*About this task:* Your answer should be the lines of the data below that contain "mean".

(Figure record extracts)
* * * * * * * * *
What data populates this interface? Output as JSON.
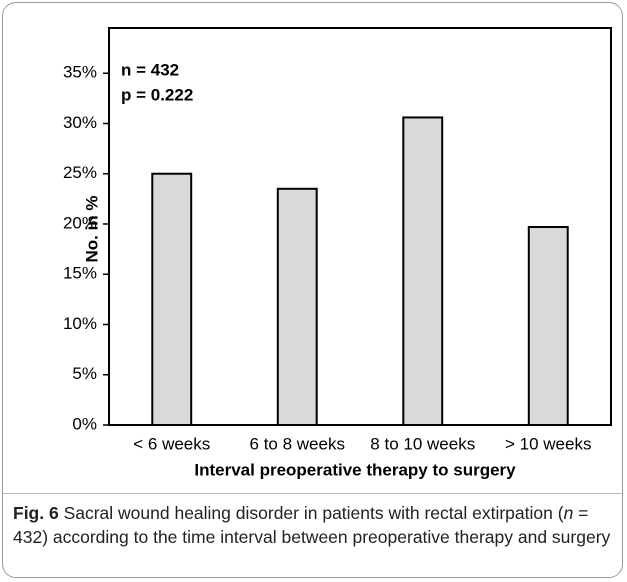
{
  "chart_data": {
    "type": "bar",
    "categories": [
      "< 6 weeks",
      "6 to 8 weeks",
      "8 to 10 weeks",
      "> 10 weeks"
    ],
    "values": [
      25.0,
      23.5,
      30.6,
      19.7
    ],
    "color": "#d9d9d9",
    "ylabel": "No. in %",
    "xlabel": "Interval preoperative therapy to surgery",
    "annotations": [
      "n = 432",
      "p = 0.222"
    ],
    "ylim": [
      0,
      39.5
    ],
    "yticks": [
      {
        "value": 0,
        "label": "0%"
      },
      {
        "value": 5,
        "label": "5%"
      },
      {
        "value": 10,
        "label": "10%"
      },
      {
        "value": 15,
        "label": "15%"
      },
      {
        "value": 20,
        "label": "20%"
      },
      {
        "value": 25,
        "label": "25%"
      },
      {
        "value": 30,
        "label": "30%"
      },
      {
        "value": 35,
        "label": "35%"
      }
    ],
    "grid": false
  },
  "caption": {
    "label": "Fig. 6",
    "text": [
      " Sacral wound healing disorder in patients with rectal extirpation (",
      "n",
      " = 432) according to the time interval between preoperative therapy and surgery"
    ]
  }
}
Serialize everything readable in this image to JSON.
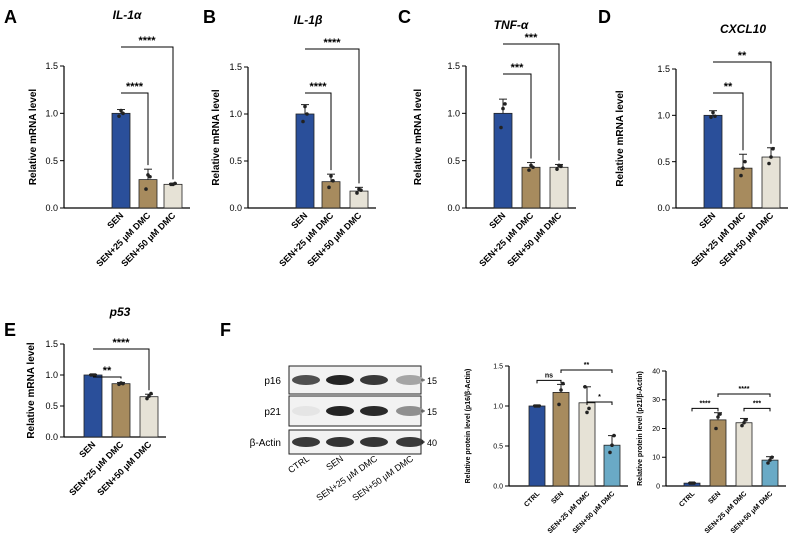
{
  "panels": [
    {
      "letter": "A",
      "title": "IL-1α",
      "ylabel": "Relative mRNA level",
      "categories": [
        "SEN",
        "SEN+25 μM DMC",
        "SEN+50 μM DMC"
      ],
      "yticks": [
        "0.0",
        "0.5",
        "1.0",
        "1.5"
      ]
    },
    {
      "letter": "B",
      "title": "IL-1β",
      "ylabel": "Relative mRNA level",
      "categories": [
        "SEN",
        "SEN+25 μM DMC",
        "SEN+50 μM DMC"
      ],
      "yticks": [
        "0.0",
        "0.5",
        "1.0",
        "1.5"
      ]
    },
    {
      "letter": "C",
      "title": "TNF-α",
      "ylabel": "Relative mRNA level",
      "categories": [
        "SEN",
        "SEN+25 μM DMC",
        "SEN+50 μM DMC"
      ],
      "yticks": [
        "0.0",
        "0.5",
        "1.0",
        "1.5"
      ]
    },
    {
      "letter": "D",
      "title": "CXCL10",
      "ylabel": "Relative mRNA level",
      "categories": [
        "SEN",
        "SEN+25 μM DMC",
        "SEN+50 μM DMC"
      ],
      "yticks": [
        "0.0",
        "0.5",
        "1.0",
        "1.5"
      ]
    },
    {
      "letter": "E",
      "title": "p53",
      "ylabel": "Relative mRNA level",
      "categories": [
        "SEN",
        "SEN+25 μM DMC",
        "SEN+50 μM DMC"
      ],
      "yticks": [
        "0.0",
        "0.5",
        "1.0",
        "1.5"
      ]
    },
    {
      "letter": "F",
      "ylabel": "Relative protein level (p16/β-Actin)",
      "categories": [
        "CTRL",
        "SEN",
        "SEN+25 μM DMC",
        "SEN+50 μM DMC"
      ],
      "yticks": [
        "0.0",
        "0.5",
        "1.0",
        "1.5"
      ]
    },
    {
      "ylabel": "Relative protein level (p21/β-Actin)",
      "categories": [
        "CTRL",
        "SEN",
        "SEN+25 μM DMC",
        "SEN+50 μM DMC"
      ],
      "yticks": [
        "0",
        "10",
        "20",
        "30",
        "40"
      ]
    }
  ],
  "blot": {
    "rows": [
      "p16",
      "p21",
      "β-Actin"
    ],
    "markers": [
      "15",
      "15",
      "40"
    ],
    "lanes": [
      "CTRL",
      "SEN",
      "SEN+25 μM DMC",
      "SEN+50 μM DMC"
    ],
    "intensity": [
      [
        0.75,
        0.95,
        0.85,
        0.35
      ],
      [
        0.05,
        0.95,
        0.92,
        0.45
      ],
      [
        0.85,
        0.88,
        0.87,
        0.85
      ]
    ]
  },
  "colors": {
    "bars3": [
      "#2a4f9a",
      "#a78b5e",
      "#e6e2d6"
    ],
    "bars4": [
      "#2a4f9a",
      "#a78b5e",
      "#e6e2d6",
      "#6aaac6"
    ]
  },
  "chart_data": [
    {
      "type": "bar",
      "ylim": [
        0,
        1.5
      ],
      "categories": [
        "SEN",
        "SEN+25 μM DMC",
        "SEN+50 μM DMC"
      ],
      "values": [
        1.0,
        0.3,
        0.25
      ],
      "errors": [
        0.04,
        0.11,
        0.01
      ],
      "points": [
        [
          0.97,
          1.03,
          1.0
        ],
        [
          0.2,
          0.35,
          0.33
        ],
        [
          0.25,
          0.25,
          0.26
        ]
      ],
      "significance": [
        {
          "from": 0,
          "to": 1,
          "label": "****"
        },
        {
          "from": 0,
          "to": 2,
          "label": "****"
        }
      ]
    },
    {
      "type": "bar",
      "ylim": [
        0,
        1.5
      ],
      "categories": [
        "SEN",
        "SEN+25 μM DMC",
        "SEN+50 μM DMC"
      ],
      "values": [
        1.0,
        0.28,
        0.18
      ],
      "errors": [
        0.1,
        0.08,
        0.04
      ],
      "points": [
        [
          0.92,
          1.08,
          1.0
        ],
        [
          0.22,
          0.34,
          0.29
        ],
        [
          0.16,
          0.2,
          0.19
        ]
      ],
      "significance": [
        {
          "from": 0,
          "to": 1,
          "label": "****"
        },
        {
          "from": 0,
          "to": 2,
          "label": "****"
        }
      ]
    },
    {
      "type": "bar",
      "ylim": [
        0,
        1.5
      ],
      "categories": [
        "SEN",
        "SEN+25 μM DMC",
        "SEN+50 μM DMC"
      ],
      "values": [
        1.0,
        0.43,
        0.43
      ],
      "errors": [
        0.15,
        0.05,
        0.03
      ],
      "points": [
        [
          0.85,
          1.05,
          1.1
        ],
        [
          0.4,
          0.45,
          0.43
        ],
        [
          0.41,
          0.45,
          0.44
        ]
      ],
      "significance": [
        {
          "from": 0,
          "to": 1,
          "label": "***"
        },
        {
          "from": 0,
          "to": 2,
          "label": "***"
        }
      ]
    },
    {
      "type": "bar",
      "ylim": [
        0,
        1.5
      ],
      "categories": [
        "SEN",
        "SEN+25 μM DMC",
        "SEN+50 μM DMC"
      ],
      "values": [
        1.0,
        0.43,
        0.55
      ],
      "errors": [
        0.05,
        0.15,
        0.1
      ],
      "points": [
        [
          0.98,
          1.03,
          0.99
        ],
        [
          0.35,
          0.43,
          0.5
        ],
        [
          0.48,
          0.55,
          0.64
        ]
      ],
      "significance": [
        {
          "from": 0,
          "to": 1,
          "label": "**"
        },
        {
          "from": 0,
          "to": 2,
          "label": "**"
        }
      ]
    },
    {
      "type": "bar",
      "ylim": [
        0,
        1.5
      ],
      "categories": [
        "SEN",
        "SEN+25 μM DMC",
        "SEN+50 μM DMC"
      ],
      "values": [
        1.0,
        0.86,
        0.65
      ],
      "errors": [
        0.01,
        0.02,
        0.04
      ],
      "points": [
        [
          1.0,
          1.0,
          1.0
        ],
        [
          0.85,
          0.87,
          0.86
        ],
        [
          0.62,
          0.66,
          0.7
        ]
      ],
      "significance": [
        {
          "from": 0,
          "to": 1,
          "label": "**"
        },
        {
          "from": 0,
          "to": 2,
          "label": "****"
        }
      ]
    },
    {
      "type": "bar",
      "ylim": [
        0,
        1.5
      ],
      "categories": [
        "CTRL",
        "SEN",
        "SEN+25 μM DMC",
        "SEN+50 μM DMC"
      ],
      "values": [
        1.0,
        1.17,
        1.04,
        0.51
      ],
      "errors": [
        0.01,
        0.1,
        0.2,
        0.12
      ],
      "points": [
        [
          1.0,
          1.0,
          1.0
        ],
        [
          1.02,
          1.2,
          1.28
        ],
        [
          1.24,
          0.92,
          0.97
        ],
        [
          0.42,
          0.51,
          0.63
        ]
      ],
      "significance": [
        {
          "from": 0,
          "to": 1,
          "label": "ns"
        },
        {
          "from": 2,
          "to": 3,
          "label": "*"
        },
        {
          "from": 1,
          "to": 3,
          "label": "**"
        }
      ]
    },
    {
      "type": "bar",
      "ylim": [
        0,
        40
      ],
      "categories": [
        "CTRL",
        "SEN",
        "SEN+25 μM DMC",
        "SEN+50 μM DMC"
      ],
      "values": [
        1.0,
        23,
        22,
        9
      ],
      "errors": [
        0.1,
        2.5,
        1.5,
        1.2
      ],
      "points": [
        [
          1.0,
          1.0,
          1.0
        ],
        [
          20,
          24,
          25
        ],
        [
          21,
          22,
          23
        ],
        [
          8,
          9,
          10
        ]
      ],
      "significance": [
        {
          "from": 0,
          "to": 1,
          "label": "****"
        },
        {
          "from": 2,
          "to": 3,
          "label": "***"
        },
        {
          "from": 1,
          "to": 3,
          "label": "****"
        }
      ]
    }
  ]
}
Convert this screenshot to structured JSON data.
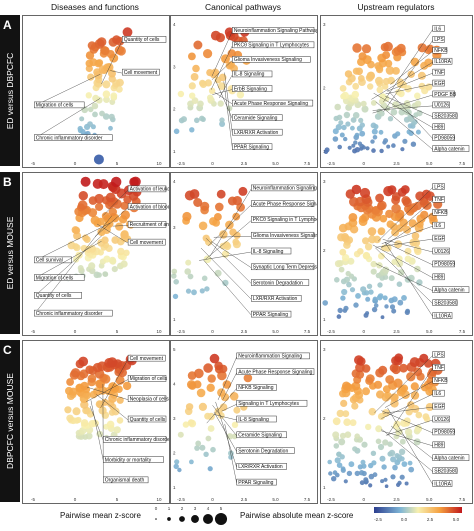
{
  "columns": [
    "Diseases and functions",
    "Canonical pathways",
    "Upstream regulators"
  ],
  "rows": [
    {
      "letter": "A",
      "label": "ED versus DBPCFC"
    },
    {
      "letter": "B",
      "label": "ED versus MOUSE"
    },
    {
      "letter": "C",
      "label": "DBPCFC versus MOUSE"
    }
  ],
  "panels": {
    "A1": {
      "labels": [
        "Quantity of cells",
        "Cell movement",
        "Migration of cells",
        "Chronic inflammatory disorder"
      ],
      "xticks": [
        "-5",
        "0",
        "5",
        "10"
      ],
      "yticks": []
    },
    "A2": {
      "labels": [
        "Neuroinflammation Signaling Pathway",
        "PKCθ Signaling in T Lymphocytes",
        "Glioma Invasiveness Signaling",
        "IL-8 Signaling",
        "ErbB Signaling",
        "Acute Phase Response Signaling",
        "Ceramide Signaling",
        "LXR/RXR Activation",
        "PPAR Signaling"
      ],
      "xticks": [
        "-2.5",
        "0",
        "2.5",
        "5.0",
        "7.5"
      ],
      "yticks": [
        "4",
        "3",
        "2",
        "1"
      ]
    },
    "A3": {
      "labels": [
        "IL6",
        "LPS",
        "NFKB",
        "IL10RA",
        "TNF",
        "EGF",
        "PDGF BB",
        "U0126",
        "SB203580",
        "H89",
        "PD98059",
        "Alpha catenin"
      ],
      "xticks": [
        "-2.5",
        "0",
        "2.5",
        "5.0",
        "7.5"
      ],
      "yticks": [
        "3",
        "2",
        "1"
      ]
    },
    "B1": {
      "labels": [
        "Activation of leukocytes",
        "Activation of blood cells",
        "Recruitment of antigen presenting cells",
        "Cell movement",
        "Cell survival",
        "Migration of cells",
        "Quantity of cells",
        "Chronic inflammatory disorder"
      ],
      "xticks": [
        "-5",
        "0",
        "5",
        "10"
      ],
      "yticks": []
    },
    "B2": {
      "labels": [
        "Neuroinflammation Signaling Pathway",
        "Acute Phase Response Signaling",
        "PKCθ Signaling in T Lymphocytes",
        "Glioma Invasiveness Signaling",
        "IL-8 Signaling",
        "Synaptic Long Term Depression",
        "Serotonin Degradation",
        "LXR/RXR Activation",
        "PPAR Signaling"
      ],
      "xticks": [
        "-2.5",
        "0",
        "2.5",
        "5.0",
        "7.5"
      ],
      "yticks": [
        "4",
        "3",
        "2",
        "1"
      ]
    },
    "B3": {
      "labels": [
        "LPS",
        "TNF",
        "NFKB",
        "IL6",
        "EGF",
        "U0126",
        "PD98059",
        "H89",
        "Alpha catenin",
        "SB203580",
        "IL10RA"
      ],
      "xticks": [
        "-2.5",
        "0",
        "2.5",
        "5.0",
        "7.5"
      ],
      "yticks": [
        "3",
        "2",
        "1"
      ]
    },
    "C1": {
      "labels": [
        "Cell movement",
        "Migration of cells",
        "Neoplasia of cells",
        "Quantity of cells",
        "Chronic inflammatory disorder",
        "Morbidity or mortality",
        "Organismal death"
      ],
      "xticks": [
        "-5",
        "0",
        "5",
        "10"
      ],
      "yticks": []
    },
    "C2": {
      "labels": [
        "Neuroinflammation Signaling",
        "Acute Phase Response Signaling",
        "NFKB Signaling",
        "Signaling in T Lymphocytes",
        "IL-8 Signaling",
        "Ceramide Signaling",
        "Serotonin Degradation",
        "LXR/RXR Activation",
        "PPAR Signaling"
      ],
      "xticks": [
        "-2.5",
        "0",
        "2.5",
        "5.0",
        "7.5"
      ],
      "yticks": [
        "5",
        "4",
        "3",
        "2",
        "1"
      ]
    },
    "C3": {
      "labels": [
        "LPS",
        "TNF",
        "NFKB",
        "IL6",
        "EGF",
        "U0126",
        "PD98059",
        "H89",
        "Alpha catenin",
        "SB203580",
        "IL10RA"
      ],
      "xticks": [
        "-2.5",
        "0",
        "2.5",
        "5.0",
        "7.5"
      ],
      "yticks": [
        "3",
        "2",
        "1"
      ]
    }
  },
  "legend": {
    "size_title": "Pairwise mean z-score",
    "size_values": [
      "0",
      "1",
      "2",
      "3",
      "4",
      "5"
    ],
    "color_title": "Pairwise absolute mean z-score",
    "color_ticks": [
      "-2.5",
      "0.0",
      "2.5",
      "5.0"
    ]
  },
  "colors": {
    "low": "#2c3e8f",
    "mid_low": "#7fb5d5",
    "mid": "#f7f0b0",
    "mid_high": "#f5a040",
    "high": "#c0181c",
    "row_band": "#121212"
  }
}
* * * * * * * * *
*Answer for this exercise:*
    "size_title": "Pairwise mean z-score",
    "color_title": "Pairwise absolute mean z-score",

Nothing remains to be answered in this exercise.